------ PROVIDED RECORDS

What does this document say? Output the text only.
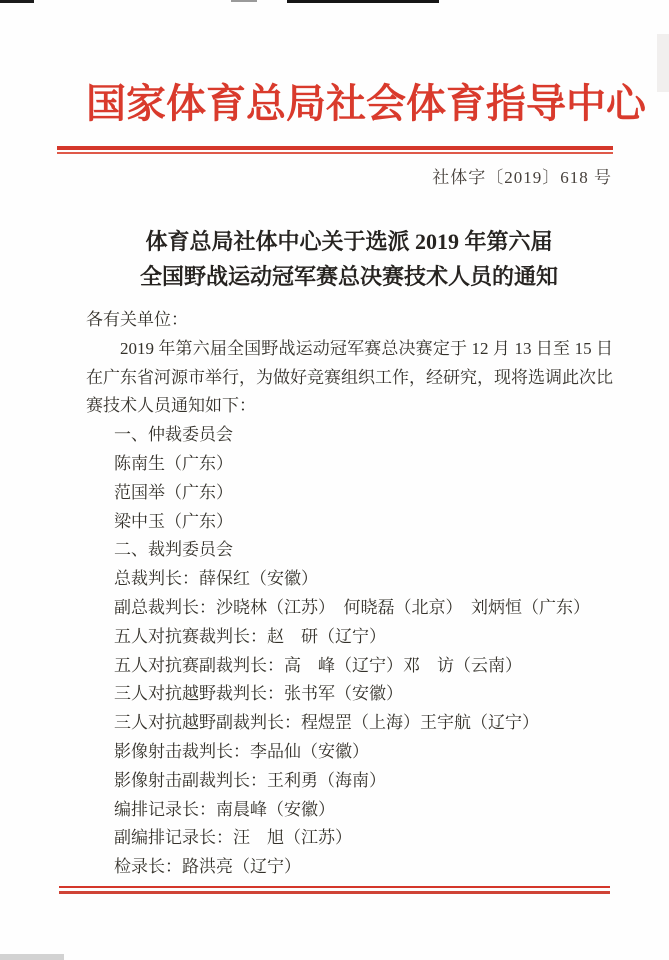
国家体育总局社会体育指导中心
社体字〔2019〕618 号
体育总局社体中心关于选派 2019 年第六届
全国野战运动冠军赛总决赛技术人员的通知
各有关单位：
2019 年第六届全国野战运动冠军赛总决赛定于 12 月 13 日至 15 日在广东省河源市举行，为做好竞赛组织工作，经研究，现将选调此次比赛技术人员通知如下：
一、仲裁委员会
陈南生（广东）
范国举（广东）
梁中玉（广东）
二、裁判委员会
总裁判长：薛保红（安徽）
副总裁判长：沙晓林（江苏）　何晓磊（北京）　刘炳恒（广东）
五人对抗赛裁判长：赵　研（辽宁）
五人对抗赛副裁判长：高　峰（辽宁）邓　访（云南）
三人对抗越野裁判长：张书军（安徽）
三人对抗越野副裁判长：程煜罡（上海）王宇航（辽宁）
影像射击裁判长：李品仙（安徽）
影像射击副裁判长：王利勇（海南）
编排记录长：南晨峰（安徽）
副编排记录长：汪　旭（江苏）
检录长：路洪亮（辽宁）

------------

* PROBLEM DESCRIPTION
With the pictures omitted, reproduce the records in full and exactly.

* FULL ANSWER
What does this document say? Output the text only.
国家体育总局社会体育指导中心
社体字〔2019〕618 号
体育总局社体中心关于选派 2019 年第六届
全国野战运动冠军赛总决赛技术人员的通知
各有关单位：
2019 年第六届全国野战运动冠军赛总决赛定于 12 月 13 日至 15 日在广东省河源市举行，为做好竞赛组织工作，经研究，现将选调此次比赛技术人员通知如下：
一、仲裁委员会
陈南生（广东）
范国举（广东）
梁中玉（广东）
二、裁判委员会
总裁判长：薛保红（安徽）
副总裁判长：沙晓林（江苏）　何晓磊（北京）　刘炳恒（广东）
五人对抗赛裁判长：赵　研（辽宁）
五人对抗赛副裁判长：高　峰（辽宁）邓　访（云南）
三人对抗越野裁判长：张书军（安徽）
三人对抗越野副裁判长：程煜罡（上海）王宇航（辽宁）
影像射击裁判长：李品仙（安徽）
影像射击副裁判长：王利勇（海南）
编排记录长：南晨峰（安徽）
副编排记录长：汪　旭（江苏）
检录长：路洪亮（辽宁）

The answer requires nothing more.